__Stated problem__
Pull every line containing the word "Fundamental" from the records.
------------
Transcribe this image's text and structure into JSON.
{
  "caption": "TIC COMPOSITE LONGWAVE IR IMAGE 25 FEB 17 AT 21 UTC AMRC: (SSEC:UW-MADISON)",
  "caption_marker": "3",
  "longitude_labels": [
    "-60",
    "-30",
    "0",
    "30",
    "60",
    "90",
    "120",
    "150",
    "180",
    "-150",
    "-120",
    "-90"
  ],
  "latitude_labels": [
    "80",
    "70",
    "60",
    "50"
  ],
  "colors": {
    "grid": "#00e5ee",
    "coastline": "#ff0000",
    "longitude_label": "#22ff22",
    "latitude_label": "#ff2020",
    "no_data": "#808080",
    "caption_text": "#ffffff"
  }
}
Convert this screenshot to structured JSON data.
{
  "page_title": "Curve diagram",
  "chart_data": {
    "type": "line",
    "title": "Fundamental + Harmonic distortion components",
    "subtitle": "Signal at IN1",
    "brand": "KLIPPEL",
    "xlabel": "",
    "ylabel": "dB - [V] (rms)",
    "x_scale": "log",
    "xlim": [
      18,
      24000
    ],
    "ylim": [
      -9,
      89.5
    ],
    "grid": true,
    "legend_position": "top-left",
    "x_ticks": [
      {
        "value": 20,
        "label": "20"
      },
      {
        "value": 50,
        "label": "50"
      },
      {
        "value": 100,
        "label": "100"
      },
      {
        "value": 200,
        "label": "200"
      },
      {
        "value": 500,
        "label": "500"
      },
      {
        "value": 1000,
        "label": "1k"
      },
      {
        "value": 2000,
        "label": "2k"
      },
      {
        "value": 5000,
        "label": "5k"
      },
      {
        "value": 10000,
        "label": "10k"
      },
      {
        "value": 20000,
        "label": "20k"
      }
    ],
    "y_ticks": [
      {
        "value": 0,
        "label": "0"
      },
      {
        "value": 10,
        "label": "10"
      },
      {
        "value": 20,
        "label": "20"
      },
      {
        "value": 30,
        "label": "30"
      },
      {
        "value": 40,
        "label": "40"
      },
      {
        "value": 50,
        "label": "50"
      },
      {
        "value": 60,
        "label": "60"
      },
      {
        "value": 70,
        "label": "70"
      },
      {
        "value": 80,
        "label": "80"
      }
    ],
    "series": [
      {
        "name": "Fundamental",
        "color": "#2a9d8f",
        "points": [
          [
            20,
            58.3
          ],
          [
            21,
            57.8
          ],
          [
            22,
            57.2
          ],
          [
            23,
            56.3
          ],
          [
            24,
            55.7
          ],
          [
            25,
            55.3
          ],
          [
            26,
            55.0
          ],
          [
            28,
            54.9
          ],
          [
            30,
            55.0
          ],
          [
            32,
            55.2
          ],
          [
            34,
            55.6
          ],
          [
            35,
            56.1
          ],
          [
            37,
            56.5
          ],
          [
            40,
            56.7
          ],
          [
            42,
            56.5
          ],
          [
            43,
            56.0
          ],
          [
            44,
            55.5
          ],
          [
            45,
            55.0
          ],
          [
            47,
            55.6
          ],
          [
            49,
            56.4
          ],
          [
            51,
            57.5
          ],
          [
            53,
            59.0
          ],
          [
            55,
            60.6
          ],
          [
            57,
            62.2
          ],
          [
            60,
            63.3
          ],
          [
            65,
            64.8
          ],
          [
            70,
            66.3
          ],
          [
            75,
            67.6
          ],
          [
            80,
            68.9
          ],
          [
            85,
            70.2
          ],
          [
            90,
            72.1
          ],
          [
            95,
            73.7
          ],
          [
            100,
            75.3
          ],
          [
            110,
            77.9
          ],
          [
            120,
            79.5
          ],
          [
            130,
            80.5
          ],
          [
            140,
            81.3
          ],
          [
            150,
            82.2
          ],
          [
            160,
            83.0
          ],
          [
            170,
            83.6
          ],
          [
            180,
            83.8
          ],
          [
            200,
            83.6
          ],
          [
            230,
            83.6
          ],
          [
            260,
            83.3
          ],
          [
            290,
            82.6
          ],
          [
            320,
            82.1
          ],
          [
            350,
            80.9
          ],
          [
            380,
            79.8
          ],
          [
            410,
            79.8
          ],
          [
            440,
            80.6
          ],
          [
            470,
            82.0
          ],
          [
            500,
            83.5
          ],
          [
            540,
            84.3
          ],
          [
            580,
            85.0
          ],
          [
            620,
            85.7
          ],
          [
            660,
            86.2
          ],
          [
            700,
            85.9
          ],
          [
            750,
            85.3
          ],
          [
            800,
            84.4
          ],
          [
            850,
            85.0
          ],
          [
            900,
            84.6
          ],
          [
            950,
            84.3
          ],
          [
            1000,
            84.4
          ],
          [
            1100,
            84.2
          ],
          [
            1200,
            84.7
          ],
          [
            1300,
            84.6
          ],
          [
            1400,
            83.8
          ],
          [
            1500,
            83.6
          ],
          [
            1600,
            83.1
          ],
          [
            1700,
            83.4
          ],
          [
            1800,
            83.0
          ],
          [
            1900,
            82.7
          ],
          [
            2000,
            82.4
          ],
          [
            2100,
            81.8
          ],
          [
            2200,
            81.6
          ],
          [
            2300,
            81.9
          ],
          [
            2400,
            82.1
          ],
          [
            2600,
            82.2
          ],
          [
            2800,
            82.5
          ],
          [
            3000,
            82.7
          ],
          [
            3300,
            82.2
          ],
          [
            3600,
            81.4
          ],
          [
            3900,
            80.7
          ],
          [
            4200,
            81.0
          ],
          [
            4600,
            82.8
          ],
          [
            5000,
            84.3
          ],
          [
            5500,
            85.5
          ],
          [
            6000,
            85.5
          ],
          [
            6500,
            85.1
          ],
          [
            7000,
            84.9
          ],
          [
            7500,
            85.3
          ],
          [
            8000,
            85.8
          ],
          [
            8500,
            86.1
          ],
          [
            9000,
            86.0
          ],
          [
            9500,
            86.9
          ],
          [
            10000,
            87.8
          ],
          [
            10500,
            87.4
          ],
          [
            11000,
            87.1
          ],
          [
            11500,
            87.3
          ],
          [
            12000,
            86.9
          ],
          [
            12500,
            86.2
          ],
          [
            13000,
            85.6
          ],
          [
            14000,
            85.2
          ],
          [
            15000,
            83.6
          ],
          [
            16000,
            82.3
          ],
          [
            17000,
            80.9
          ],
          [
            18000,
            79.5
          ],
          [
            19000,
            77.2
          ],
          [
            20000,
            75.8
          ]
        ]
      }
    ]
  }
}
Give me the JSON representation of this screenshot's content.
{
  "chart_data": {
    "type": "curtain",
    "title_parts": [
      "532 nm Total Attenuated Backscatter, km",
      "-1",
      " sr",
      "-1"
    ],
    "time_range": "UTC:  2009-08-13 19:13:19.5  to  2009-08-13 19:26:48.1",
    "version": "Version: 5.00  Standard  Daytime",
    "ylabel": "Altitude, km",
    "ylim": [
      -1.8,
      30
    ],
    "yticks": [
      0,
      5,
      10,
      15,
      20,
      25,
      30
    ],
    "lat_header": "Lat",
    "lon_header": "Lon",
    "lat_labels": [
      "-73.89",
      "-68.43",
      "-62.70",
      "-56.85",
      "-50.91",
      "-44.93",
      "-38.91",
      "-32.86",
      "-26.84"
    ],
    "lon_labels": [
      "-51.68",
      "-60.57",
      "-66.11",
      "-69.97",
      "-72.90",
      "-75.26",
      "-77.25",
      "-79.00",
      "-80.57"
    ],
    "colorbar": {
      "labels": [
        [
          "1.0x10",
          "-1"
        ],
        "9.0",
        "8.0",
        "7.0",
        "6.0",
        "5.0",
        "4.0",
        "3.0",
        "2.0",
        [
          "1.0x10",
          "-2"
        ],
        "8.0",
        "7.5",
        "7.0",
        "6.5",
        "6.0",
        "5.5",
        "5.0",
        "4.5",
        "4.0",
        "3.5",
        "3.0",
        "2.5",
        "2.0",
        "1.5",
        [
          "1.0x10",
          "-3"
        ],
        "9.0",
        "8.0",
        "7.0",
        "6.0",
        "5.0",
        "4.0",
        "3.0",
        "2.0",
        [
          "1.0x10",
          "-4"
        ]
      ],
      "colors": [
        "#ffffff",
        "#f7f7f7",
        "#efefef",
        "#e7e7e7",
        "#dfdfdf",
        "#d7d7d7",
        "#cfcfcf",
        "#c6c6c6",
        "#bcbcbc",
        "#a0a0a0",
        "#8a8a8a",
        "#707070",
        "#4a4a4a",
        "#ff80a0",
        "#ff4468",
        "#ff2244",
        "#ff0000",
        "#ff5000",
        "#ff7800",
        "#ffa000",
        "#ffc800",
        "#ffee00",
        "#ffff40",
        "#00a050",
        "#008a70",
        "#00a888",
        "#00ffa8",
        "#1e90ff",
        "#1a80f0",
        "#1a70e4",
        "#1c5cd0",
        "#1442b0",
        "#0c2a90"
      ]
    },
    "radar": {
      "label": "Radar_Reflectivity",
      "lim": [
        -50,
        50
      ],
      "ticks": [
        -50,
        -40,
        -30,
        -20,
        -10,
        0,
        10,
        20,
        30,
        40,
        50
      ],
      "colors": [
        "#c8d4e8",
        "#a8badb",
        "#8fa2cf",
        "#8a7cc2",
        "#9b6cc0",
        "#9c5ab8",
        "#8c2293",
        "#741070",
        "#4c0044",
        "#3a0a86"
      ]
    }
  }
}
------------
__Full response__
    "title": "Fundamental + Harmonic distortion components",
        "name": "Fundamental",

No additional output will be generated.